-- Begin MATERIAL FOR THIS TASK --

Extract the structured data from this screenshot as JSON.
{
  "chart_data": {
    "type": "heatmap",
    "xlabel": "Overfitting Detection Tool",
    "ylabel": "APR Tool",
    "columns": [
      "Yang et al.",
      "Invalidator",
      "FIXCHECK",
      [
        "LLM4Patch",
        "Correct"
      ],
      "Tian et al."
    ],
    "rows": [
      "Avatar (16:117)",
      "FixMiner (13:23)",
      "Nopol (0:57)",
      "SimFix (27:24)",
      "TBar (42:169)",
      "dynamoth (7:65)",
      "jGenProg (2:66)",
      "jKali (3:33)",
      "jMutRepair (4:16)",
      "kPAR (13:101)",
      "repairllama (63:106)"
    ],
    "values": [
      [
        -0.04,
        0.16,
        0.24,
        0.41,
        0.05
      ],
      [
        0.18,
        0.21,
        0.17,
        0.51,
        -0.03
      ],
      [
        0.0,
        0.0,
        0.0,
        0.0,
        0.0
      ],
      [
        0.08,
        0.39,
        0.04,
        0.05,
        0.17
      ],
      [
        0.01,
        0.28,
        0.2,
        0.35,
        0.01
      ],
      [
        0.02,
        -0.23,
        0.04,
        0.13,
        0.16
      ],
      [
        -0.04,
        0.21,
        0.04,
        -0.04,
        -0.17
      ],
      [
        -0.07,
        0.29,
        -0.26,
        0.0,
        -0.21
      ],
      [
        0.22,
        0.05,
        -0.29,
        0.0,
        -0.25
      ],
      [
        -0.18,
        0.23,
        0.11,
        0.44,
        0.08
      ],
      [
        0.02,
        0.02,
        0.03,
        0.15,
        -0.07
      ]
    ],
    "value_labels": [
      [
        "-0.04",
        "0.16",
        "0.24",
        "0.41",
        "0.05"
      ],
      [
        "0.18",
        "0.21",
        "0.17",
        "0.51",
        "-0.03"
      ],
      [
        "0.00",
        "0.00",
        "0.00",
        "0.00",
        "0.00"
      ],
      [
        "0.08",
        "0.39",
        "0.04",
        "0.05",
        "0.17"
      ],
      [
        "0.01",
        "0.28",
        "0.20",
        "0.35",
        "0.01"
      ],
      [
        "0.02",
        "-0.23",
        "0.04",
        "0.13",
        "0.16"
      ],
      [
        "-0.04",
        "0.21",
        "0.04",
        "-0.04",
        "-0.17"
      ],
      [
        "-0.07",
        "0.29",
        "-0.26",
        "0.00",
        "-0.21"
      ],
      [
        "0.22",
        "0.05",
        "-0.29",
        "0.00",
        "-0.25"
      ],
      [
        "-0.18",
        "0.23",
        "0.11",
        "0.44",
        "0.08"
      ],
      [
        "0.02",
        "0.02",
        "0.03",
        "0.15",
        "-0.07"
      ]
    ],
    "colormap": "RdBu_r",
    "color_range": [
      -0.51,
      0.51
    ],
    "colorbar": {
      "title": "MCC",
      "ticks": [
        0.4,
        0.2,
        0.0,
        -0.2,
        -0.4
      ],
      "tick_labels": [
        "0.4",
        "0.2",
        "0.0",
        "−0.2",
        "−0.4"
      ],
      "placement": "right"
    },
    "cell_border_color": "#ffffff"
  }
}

-- End MATERIAL FOR THIS TASK --

• **GOAL OF THE EXERCISE**: Write the whole listing out again. Keep every line exactly as it is.

• **TASK ANSWER**:
Extract the structured data from this screenshot as JSON.
{
  "chart_data": {
    "type": "heatmap",
    "xlabel": "Overfitting Detection Tool",
    "ylabel": "APR Tool",
    "columns": [
      "Yang et al.",
      "Invalidator",
      "FIXCHECK",
      [
        "LLM4Patch",
        "Correct"
      ],
      "Tian et al."
    ],
    "rows": [
      "Avatar (16:117)",
      "FixMiner (13:23)",
      "Nopol (0:57)",
      "SimFix (27:24)",
      "TBar (42:169)",
      "dynamoth (7:65)",
      "jGenProg (2:66)",
      "jKali (3:33)",
      "jMutRepair (4:16)",
      "kPAR (13:101)",
      "repairllama (63:106)"
    ],
    "values": [
      [
        -0.04,
        0.16,
        0.24,
        0.41,
        0.05
      ],
      [
        0.18,
        0.21,
        0.17,
        0.51,
        -0.03
      ],
      [
        0.0,
        0.0,
        0.0,
        0.0,
        0.0
      ],
      [
        0.08,
        0.39,
        0.04,
        0.05,
        0.17
      ],
      [
        0.01,
        0.28,
        0.2,
        0.35,
        0.01
      ],
      [
        0.02,
        -0.23,
        0.04,
        0.13,
        0.16
      ],
      [
        -0.04,
        0.21,
        0.04,
        -0.04,
        -0.17
      ],
      [
        -0.07,
        0.29,
        -0.26,
        0.0,
        -0.21
      ],
      [
        0.22,
        0.05,
        -0.29,
        0.0,
        -0.25
      ],
      [
        -0.18,
        0.23,
        0.11,
        0.44,
        0.08
      ],
      [
        0.02,
        0.02,
        0.03,
        0.15,
        -0.07
      ]
    ],
    "value_labels": [
      [
        "-0.04",
        "0.16",
        "0.24",
        "0.41",
        "0.05"
      ],
      [
        "0.18",
        "0.21",
        "0.17",
        "0.51",
        "-0.03"
      ],
      [
        "0.00",
        "0.00",
        "0.00",
        "0.00",
        "0.00"
      ],
      [
        "0.08",
        "0.39",
        "0.04",
        "0.05",
        "0.17"
      ],
      [
        "0.01",
        "0.28",
        "0.20",
        "0.35",
        "0.01"
      ],
      [
        "0.02",
        "-0.23",
        "0.04",
        "0.13",
        "0.16"
      ],
      [
        "-0.04",
        "0.21",
        "0.04",
        "-0.04",
        "-0.17"
      ],
      [
        "-0.07",
        "0.29",
        "-0.26",
        "0.00",
        "-0.21"
      ],
      [
        "0.22",
        "0.05",
        "-0.29",
        "0.00",
        "-0.25"
      ],
      [
        "-0.18",
        "0.23",
        "0.11",
        "0.44",
        "0.08"
      ],
      [
        "0.02",
        "0.02",
        "0.03",
        "0.15",
        "-0.07"
      ]
    ],
    "colormap": "RdBu_r",
    "color_range": [
      -0.51,
      0.51
    ],
    "colorbar": {
      "title": "MCC",
      "ticks": [
        0.4,
        0.2,
        0.0,
        -0.2,
        -0.4
      ],
      "tick_labels": [
        "0.4",
        "0.2",
        "0.0",
        "−0.2",
        "−0.4"
      ],
      "placement": "right"
    },
    "cell_border_color": "#ffffff"
  }
}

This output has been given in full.